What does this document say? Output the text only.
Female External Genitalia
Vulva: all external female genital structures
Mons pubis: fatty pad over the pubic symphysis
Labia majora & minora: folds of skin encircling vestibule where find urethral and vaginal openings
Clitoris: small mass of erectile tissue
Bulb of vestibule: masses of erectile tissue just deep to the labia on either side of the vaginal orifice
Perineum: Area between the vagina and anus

> [Task brief]
Your task is to print all of the records exactly.

> [Task solution]
What does this document say? Output the text only.
Female External Genitalia
Vulva: all external female genital structures
Mons pubis: fatty pad over the pubic symphysis
Labia majora & minora: folds of skin encircling vestibule where find urethral and vaginal openings
Clitoris: small mass of erectile tissue
Bulb of vestibule: masses of erectile tissue just deep to the labia on either side of the vaginal orifice
Perineum: Area between the vagina and anus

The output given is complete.